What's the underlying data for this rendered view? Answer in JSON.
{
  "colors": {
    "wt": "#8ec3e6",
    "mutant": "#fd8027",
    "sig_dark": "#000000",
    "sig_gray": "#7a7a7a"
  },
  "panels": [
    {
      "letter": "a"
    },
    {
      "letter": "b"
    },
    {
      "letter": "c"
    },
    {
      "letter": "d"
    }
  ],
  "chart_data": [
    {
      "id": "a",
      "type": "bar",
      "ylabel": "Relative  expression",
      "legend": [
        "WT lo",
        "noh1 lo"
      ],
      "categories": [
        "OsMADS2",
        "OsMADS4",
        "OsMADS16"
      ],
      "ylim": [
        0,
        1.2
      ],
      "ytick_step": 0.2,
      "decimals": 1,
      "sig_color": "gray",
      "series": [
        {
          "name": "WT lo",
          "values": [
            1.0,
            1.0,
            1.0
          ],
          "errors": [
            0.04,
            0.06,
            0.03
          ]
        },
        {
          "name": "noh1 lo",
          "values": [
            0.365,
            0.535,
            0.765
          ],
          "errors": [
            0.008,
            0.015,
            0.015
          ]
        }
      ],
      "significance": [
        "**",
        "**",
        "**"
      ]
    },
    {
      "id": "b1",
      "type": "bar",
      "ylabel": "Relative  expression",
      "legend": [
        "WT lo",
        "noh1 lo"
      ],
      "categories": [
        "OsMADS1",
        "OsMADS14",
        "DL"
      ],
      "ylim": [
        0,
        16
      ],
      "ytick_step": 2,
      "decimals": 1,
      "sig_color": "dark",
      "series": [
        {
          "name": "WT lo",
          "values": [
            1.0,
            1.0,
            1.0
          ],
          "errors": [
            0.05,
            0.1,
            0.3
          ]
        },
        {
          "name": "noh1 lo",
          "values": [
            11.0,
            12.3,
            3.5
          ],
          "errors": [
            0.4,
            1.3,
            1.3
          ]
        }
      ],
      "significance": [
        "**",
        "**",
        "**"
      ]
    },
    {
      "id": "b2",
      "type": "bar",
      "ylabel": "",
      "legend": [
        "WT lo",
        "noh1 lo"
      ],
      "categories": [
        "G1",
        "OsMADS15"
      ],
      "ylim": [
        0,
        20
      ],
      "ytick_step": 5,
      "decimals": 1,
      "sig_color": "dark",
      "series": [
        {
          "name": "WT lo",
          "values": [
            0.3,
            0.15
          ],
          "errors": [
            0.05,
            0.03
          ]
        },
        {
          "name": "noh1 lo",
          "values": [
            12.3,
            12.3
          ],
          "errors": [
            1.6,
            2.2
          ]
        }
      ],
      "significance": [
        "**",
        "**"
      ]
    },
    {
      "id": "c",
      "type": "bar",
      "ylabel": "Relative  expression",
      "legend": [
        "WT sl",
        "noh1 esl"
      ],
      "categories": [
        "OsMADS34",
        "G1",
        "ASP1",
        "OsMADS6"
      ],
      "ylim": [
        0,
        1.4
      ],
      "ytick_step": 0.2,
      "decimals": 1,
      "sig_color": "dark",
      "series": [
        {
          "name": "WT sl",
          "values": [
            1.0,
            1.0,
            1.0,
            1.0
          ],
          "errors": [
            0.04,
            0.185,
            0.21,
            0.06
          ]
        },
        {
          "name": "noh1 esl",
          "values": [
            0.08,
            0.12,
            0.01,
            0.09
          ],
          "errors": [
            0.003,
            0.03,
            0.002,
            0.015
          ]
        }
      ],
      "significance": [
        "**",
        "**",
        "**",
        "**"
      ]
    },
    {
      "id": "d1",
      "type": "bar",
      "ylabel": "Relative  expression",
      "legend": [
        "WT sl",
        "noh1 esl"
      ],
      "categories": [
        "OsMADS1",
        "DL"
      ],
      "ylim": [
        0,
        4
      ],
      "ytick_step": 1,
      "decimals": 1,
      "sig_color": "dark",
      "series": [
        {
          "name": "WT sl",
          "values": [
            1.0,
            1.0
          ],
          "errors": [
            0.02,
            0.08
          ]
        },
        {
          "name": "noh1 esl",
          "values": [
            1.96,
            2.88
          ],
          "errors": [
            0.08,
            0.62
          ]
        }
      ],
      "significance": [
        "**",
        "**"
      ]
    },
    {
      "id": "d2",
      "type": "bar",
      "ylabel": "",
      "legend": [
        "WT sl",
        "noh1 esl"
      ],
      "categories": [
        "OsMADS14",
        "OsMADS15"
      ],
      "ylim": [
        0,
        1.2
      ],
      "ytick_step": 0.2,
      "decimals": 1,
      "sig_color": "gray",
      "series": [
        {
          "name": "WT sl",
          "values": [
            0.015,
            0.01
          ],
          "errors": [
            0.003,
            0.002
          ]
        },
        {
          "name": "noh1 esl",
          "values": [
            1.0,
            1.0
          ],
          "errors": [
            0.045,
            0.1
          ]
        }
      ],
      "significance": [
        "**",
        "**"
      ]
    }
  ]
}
----
REQUIRED WORK: Write out the listing once more, matching it exactly.

EXERCISE RESULT:
What's the underlying data for this rendered view? Answer in JSON.
{
  "colors": {
    "wt": "#8ec3e6",
    "mutant": "#fd8027",
    "sig_dark": "#000000",
    "sig_gray": "#7a7a7a"
  },
  "panels": [
    {
      "letter": "a"
    },
    {
      "letter": "b"
    },
    {
      "letter": "c"
    },
    {
      "letter": "d"
    }
  ],
  "chart_data": [
    {
      "id": "a",
      "type": "bar",
      "ylabel": "Relative  expression",
      "legend": [
        "WT lo",
        "noh1 lo"
      ],
      "categories": [
        "OsMADS2",
        "OsMADS4",
        "OsMADS16"
      ],
      "ylim": [
        0,
        1.2
      ],
      "ytick_step": 0.2,
      "decimals": 1,
      "sig_color": "gray",
      "series": [
        {
          "name": "WT lo",
          "values": [
            1.0,
            1.0,
            1.0
          ],
          "errors": [
            0.04,
            0.06,
            0.03
          ]
        },
        {
          "name": "noh1 lo",
          "values": [
            0.365,
            0.535,
            0.765
          ],
          "errors": [
            0.008,
            0.015,
            0.015
          ]
        }
      ],
      "significance": [
        "**",
        "**",
        "**"
      ]
    },
    {
      "id": "b1",
      "type": "bar",
      "ylabel": "Relative  expression",
      "legend": [
        "WT lo",
        "noh1 lo"
      ],
      "categories": [
        "OsMADS1",
        "OsMADS14",
        "DL"
      ],
      "ylim": [
        0,
        16
      ],
      "ytick_step": 2,
      "decimals": 1,
      "sig_color": "dark",
      "series": [
        {
          "name": "WT lo",
          "values": [
            1.0,
            1.0,
            1.0
          ],
          "errors": [
            0.05,
            0.1,
            0.3
          ]
        },
        {
          "name": "noh1 lo",
          "values": [
            11.0,
            12.3,
            3.5
          ],
          "errors": [
            0.4,
            1.3,
            1.3
          ]
        }
      ],
      "significance": [
        "**",
        "**",
        "**"
      ]
    },
    {
      "id": "b2",
      "type": "bar",
      "ylabel": "",
      "legend": [
        "WT lo",
        "noh1 lo"
      ],
      "categories": [
        "G1",
        "OsMADS15"
      ],
      "ylim": [
        0,
        20
      ],
      "ytick_step": 5,
      "decimals": 1,
      "sig_color": "dark",
      "series": [
        {
          "name": "WT lo",
          "values": [
            0.3,
            0.15
          ],
          "errors": [
            0.05,
            0.03
          ]
        },
        {
          "name": "noh1 lo",
          "values": [
            12.3,
            12.3
          ],
          "errors": [
            1.6,
            2.2
          ]
        }
      ],
      "significance": [
        "**",
        "**"
      ]
    },
    {
      "id": "c",
      "type": "bar",
      "ylabel": "Relative  expression",
      "legend": [
        "WT sl",
        "noh1 esl"
      ],
      "categories": [
        "OsMADS34",
        "G1",
        "ASP1",
        "OsMADS6"
      ],
      "ylim": [
        0,
        1.4
      ],
      "ytick_step": 0.2,
      "decimals": 1,
      "sig_color": "dark",
      "series": [
        {
          "name": "WT sl",
          "values": [
            1.0,
            1.0,
            1.0,
            1.0
          ],
          "errors": [
            0.04,
            0.185,
            0.21,
            0.06
          ]
        },
        {
          "name": "noh1 esl",
          "values": [
            0.08,
            0.12,
            0.01,
            0.09
          ],
          "errors": [
            0.003,
            0.03,
            0.002,
            0.015
          ]
        }
      ],
      "significance": [
        "**",
        "**",
        "**",
        "**"
      ]
    },
    {
      "id": "d1",
      "type": "bar",
      "ylabel": "Relative  expression",
      "legend": [
        "WT sl",
        "noh1 esl"
      ],
      "categories": [
        "OsMADS1",
        "DL"
      ],
      "ylim": [
        0,
        4
      ],
      "ytick_step": 1,
      "decimals": 1,
      "sig_color": "dark",
      "series": [
        {
          "name": "WT sl",
          "values": [
            1.0,
            1.0
          ],
          "errors": [
            0.02,
            0.08
          ]
        },
        {
          "name": "noh1 esl",
          "values": [
            1.96,
            2.88
          ],
          "errors": [
            0.08,
            0.62
          ]
        }
      ],
      "significance": [
        "**",
        "**"
      ]
    },
    {
      "id": "d2",
      "type": "bar",
      "ylabel": "",
      "legend": [
        "WT sl",
        "noh1 esl"
      ],
      "categories": [
        "OsMADS14",
        "OsMADS15"
      ],
      "ylim": [
        0,
        1.2
      ],
      "ytick_step": 0.2,
      "decimals": 1,
      "sig_color": "gray",
      "series": [
        {
          "name": "WT sl",
          "values": [
            0.015,
            0.01
          ],
          "errors": [
            0.003,
            0.002
          ]
        },
        {
          "name": "noh1 esl",
          "values": [
            1.0,
            1.0
          ],
          "errors": [
            0.045,
            0.1
          ]
        }
      ],
      "significance": [
        "**",
        "**"
      ]
    }
  ]
}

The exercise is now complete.